**Material provided:**

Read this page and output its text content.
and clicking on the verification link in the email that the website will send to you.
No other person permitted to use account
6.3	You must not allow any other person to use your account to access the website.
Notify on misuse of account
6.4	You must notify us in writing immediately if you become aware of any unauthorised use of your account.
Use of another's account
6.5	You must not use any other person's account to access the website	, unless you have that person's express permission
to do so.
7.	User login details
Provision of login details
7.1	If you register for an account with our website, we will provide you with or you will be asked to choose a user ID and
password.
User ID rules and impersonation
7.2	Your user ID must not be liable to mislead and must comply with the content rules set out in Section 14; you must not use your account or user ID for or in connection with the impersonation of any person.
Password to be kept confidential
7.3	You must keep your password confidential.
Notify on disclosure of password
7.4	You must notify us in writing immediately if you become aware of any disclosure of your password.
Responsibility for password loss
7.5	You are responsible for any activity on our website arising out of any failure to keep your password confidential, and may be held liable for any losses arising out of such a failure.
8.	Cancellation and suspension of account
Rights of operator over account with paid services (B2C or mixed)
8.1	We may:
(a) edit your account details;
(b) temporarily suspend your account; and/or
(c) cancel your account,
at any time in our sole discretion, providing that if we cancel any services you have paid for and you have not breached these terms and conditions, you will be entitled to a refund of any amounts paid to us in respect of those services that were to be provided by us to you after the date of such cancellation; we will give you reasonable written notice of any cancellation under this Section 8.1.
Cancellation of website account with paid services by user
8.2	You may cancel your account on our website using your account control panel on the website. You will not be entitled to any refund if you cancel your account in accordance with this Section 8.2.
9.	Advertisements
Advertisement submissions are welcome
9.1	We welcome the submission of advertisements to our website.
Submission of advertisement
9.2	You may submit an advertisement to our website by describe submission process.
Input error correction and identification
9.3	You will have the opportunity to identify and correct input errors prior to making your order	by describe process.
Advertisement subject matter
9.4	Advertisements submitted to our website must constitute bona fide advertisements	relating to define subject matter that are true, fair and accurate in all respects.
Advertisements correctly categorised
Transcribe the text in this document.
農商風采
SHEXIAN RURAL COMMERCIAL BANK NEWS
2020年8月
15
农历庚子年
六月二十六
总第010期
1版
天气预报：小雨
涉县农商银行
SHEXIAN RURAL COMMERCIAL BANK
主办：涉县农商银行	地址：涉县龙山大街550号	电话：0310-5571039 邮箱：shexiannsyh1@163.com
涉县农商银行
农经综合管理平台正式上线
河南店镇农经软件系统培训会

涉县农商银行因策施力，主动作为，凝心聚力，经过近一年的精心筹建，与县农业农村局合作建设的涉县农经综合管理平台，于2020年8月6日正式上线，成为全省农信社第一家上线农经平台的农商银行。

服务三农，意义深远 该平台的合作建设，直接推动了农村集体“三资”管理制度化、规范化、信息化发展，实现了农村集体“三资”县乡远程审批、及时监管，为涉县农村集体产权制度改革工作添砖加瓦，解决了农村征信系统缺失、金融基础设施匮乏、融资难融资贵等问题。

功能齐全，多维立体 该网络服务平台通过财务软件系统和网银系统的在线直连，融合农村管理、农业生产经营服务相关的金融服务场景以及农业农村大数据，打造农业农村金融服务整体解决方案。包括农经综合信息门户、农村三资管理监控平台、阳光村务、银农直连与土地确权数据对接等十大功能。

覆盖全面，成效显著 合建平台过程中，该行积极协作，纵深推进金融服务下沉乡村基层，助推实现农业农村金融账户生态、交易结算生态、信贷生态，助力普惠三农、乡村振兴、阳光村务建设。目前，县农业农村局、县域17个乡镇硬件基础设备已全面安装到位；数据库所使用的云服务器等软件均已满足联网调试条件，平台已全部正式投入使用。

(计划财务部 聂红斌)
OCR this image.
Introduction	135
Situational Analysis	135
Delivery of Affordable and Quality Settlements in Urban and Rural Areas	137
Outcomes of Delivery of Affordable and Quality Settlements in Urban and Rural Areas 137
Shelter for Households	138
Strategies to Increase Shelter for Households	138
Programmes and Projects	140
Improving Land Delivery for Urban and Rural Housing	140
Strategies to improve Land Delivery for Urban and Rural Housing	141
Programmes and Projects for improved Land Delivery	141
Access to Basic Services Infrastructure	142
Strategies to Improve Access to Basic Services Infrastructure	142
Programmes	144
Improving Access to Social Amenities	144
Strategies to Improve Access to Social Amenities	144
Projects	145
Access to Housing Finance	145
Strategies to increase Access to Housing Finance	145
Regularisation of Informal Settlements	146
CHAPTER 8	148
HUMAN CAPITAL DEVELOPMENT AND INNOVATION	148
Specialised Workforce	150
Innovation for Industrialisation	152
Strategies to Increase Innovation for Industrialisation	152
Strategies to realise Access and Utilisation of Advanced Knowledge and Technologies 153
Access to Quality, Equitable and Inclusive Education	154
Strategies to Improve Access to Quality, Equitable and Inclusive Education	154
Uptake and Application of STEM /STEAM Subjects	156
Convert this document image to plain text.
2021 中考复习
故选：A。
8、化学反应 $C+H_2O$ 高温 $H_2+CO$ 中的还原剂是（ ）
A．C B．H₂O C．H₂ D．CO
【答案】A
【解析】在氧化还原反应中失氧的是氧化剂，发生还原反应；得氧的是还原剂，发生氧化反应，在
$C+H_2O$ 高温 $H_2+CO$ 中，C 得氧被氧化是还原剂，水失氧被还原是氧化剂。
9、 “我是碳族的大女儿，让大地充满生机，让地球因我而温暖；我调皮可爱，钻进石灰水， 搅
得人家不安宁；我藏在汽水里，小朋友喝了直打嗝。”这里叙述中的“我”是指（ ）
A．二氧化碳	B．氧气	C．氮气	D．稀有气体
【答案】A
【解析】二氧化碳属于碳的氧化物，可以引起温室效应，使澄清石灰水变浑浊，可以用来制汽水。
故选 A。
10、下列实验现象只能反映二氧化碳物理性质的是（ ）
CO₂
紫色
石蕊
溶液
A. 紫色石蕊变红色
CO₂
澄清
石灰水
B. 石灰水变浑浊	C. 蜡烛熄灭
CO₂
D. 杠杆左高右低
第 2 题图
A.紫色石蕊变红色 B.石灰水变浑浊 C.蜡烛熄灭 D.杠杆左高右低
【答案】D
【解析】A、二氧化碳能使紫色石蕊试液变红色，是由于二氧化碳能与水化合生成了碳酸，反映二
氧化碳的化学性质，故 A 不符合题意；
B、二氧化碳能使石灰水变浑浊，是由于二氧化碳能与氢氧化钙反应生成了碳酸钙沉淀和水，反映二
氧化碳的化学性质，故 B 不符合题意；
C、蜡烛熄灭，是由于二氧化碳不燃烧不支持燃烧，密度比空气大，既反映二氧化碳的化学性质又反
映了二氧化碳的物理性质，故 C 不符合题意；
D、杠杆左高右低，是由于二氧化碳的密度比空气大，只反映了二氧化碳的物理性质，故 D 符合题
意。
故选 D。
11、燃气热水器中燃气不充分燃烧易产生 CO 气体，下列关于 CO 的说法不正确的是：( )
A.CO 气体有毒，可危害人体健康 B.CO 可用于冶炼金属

**Task brief:**
From the entries, report each line that includes the word "Quality".

**Reply:**
Delivery of Affordable and Quality Settlements in Urban and Rural Areas	137
Outcomes of Delivery of Affordable and Quality Settlements in Urban and Rural Areas 137
Access to Quality, Equitable and Inclusive Education	154
Strategies to Improve Access to Quality, Equitable and Inclusive Education	154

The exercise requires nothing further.